- Objective
Look through the entries below and count the lines with the word "Семеновы" in them; give only the number.

* * *

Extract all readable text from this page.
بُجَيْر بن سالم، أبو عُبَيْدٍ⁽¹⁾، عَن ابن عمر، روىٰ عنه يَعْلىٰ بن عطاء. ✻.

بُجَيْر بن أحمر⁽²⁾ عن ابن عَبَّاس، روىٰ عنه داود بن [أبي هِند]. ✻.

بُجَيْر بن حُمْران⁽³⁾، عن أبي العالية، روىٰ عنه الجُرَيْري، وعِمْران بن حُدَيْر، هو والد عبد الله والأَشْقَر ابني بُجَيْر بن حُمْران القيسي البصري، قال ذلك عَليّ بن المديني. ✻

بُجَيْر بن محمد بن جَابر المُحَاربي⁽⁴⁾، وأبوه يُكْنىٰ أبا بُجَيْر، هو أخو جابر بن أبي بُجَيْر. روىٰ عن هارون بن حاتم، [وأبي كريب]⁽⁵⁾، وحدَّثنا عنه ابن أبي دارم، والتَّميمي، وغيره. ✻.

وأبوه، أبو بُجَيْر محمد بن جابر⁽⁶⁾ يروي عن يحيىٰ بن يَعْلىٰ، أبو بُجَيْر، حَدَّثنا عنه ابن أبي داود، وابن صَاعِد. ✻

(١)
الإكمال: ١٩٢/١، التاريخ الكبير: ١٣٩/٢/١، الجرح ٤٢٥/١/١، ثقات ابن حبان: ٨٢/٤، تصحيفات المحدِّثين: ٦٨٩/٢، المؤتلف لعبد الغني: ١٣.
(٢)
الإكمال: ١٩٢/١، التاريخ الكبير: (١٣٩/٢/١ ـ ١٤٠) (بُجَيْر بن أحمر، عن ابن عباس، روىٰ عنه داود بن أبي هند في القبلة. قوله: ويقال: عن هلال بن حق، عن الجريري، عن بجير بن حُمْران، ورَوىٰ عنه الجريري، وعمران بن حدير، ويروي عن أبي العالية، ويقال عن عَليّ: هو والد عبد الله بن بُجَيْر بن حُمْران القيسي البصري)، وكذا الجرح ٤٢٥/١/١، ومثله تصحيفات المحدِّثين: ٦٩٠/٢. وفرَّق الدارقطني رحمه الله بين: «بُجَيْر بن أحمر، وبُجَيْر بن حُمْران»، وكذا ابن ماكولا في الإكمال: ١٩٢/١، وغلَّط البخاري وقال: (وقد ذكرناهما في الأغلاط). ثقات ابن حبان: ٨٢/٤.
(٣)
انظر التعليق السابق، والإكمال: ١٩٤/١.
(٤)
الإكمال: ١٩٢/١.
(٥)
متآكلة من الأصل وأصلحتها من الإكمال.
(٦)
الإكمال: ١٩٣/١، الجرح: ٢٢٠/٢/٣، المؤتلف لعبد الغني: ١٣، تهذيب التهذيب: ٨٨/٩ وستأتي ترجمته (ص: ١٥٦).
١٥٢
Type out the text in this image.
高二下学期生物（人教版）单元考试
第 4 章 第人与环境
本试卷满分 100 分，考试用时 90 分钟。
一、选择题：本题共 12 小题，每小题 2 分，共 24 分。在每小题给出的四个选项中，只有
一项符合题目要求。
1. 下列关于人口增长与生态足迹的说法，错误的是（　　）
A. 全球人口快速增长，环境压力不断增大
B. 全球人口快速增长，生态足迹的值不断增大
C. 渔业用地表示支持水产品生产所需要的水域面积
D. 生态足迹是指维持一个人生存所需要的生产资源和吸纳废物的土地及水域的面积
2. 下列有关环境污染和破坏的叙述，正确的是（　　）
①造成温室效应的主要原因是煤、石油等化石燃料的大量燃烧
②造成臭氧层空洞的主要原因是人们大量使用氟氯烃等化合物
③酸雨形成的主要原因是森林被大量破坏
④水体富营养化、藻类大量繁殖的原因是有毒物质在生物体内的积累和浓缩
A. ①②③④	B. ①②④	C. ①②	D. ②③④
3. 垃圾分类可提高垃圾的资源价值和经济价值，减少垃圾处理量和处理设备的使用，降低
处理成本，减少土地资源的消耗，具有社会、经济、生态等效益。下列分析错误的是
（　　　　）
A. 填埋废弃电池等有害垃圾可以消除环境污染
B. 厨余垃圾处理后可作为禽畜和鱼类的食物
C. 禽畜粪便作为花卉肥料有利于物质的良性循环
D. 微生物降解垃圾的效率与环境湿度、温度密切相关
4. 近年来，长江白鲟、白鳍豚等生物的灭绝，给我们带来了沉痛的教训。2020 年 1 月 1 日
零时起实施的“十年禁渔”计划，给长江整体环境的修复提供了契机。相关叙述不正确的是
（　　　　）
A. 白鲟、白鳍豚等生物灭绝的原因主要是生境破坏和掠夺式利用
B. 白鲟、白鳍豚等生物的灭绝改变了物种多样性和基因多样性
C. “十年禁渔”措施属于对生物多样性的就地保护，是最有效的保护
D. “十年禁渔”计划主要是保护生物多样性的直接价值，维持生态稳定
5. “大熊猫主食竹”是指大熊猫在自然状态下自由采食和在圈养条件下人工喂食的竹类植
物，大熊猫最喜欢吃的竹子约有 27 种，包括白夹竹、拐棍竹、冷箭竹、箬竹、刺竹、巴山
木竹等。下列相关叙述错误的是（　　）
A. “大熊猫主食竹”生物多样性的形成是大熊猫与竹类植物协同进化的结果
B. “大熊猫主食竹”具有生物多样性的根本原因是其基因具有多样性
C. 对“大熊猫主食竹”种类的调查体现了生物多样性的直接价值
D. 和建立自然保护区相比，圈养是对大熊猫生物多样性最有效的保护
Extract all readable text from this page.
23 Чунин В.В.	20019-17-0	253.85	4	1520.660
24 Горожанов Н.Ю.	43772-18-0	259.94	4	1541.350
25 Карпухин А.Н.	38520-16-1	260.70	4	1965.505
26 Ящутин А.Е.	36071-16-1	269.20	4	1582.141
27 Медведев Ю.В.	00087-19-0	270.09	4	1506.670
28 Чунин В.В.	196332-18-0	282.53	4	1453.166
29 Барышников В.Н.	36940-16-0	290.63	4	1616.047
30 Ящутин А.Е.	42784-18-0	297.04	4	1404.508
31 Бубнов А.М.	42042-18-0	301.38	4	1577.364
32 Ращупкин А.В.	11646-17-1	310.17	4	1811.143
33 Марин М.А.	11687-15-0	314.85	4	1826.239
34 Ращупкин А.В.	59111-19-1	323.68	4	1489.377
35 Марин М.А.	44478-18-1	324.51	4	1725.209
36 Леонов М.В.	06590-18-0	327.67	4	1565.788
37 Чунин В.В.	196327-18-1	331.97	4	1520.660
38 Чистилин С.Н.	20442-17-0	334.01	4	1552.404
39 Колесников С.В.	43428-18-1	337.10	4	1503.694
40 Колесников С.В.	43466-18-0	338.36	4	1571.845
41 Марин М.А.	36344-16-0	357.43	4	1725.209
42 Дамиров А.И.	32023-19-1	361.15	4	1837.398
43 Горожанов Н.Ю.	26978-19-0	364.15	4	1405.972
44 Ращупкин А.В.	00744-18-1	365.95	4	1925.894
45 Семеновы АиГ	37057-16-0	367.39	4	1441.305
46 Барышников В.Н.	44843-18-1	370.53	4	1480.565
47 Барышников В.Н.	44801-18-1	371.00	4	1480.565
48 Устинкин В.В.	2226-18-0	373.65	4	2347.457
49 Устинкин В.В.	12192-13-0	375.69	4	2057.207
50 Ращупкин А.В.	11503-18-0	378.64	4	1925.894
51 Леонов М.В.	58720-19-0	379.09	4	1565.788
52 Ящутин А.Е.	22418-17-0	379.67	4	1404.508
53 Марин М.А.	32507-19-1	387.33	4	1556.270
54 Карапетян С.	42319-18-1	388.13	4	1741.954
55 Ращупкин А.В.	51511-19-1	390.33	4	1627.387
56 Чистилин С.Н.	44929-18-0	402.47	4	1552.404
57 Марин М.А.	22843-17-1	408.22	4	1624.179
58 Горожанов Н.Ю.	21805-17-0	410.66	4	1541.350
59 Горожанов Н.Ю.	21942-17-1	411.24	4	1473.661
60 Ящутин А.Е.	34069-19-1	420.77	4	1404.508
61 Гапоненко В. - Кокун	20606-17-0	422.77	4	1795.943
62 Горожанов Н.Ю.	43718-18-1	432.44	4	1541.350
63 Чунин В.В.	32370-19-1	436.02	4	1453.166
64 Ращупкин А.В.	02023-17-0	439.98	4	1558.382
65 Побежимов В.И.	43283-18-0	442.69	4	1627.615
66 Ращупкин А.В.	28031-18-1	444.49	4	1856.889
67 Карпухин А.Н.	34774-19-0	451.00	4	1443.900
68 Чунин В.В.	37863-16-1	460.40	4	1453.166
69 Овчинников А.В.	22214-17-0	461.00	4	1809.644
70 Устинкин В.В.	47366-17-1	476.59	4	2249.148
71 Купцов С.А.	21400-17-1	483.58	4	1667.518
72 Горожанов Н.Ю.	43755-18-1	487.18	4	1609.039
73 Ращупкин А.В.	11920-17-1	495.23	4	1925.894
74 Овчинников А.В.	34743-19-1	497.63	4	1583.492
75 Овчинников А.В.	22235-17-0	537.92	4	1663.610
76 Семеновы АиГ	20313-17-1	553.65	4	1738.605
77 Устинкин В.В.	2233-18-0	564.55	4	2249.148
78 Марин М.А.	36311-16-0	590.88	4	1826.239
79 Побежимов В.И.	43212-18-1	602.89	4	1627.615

* * *

- Full output
2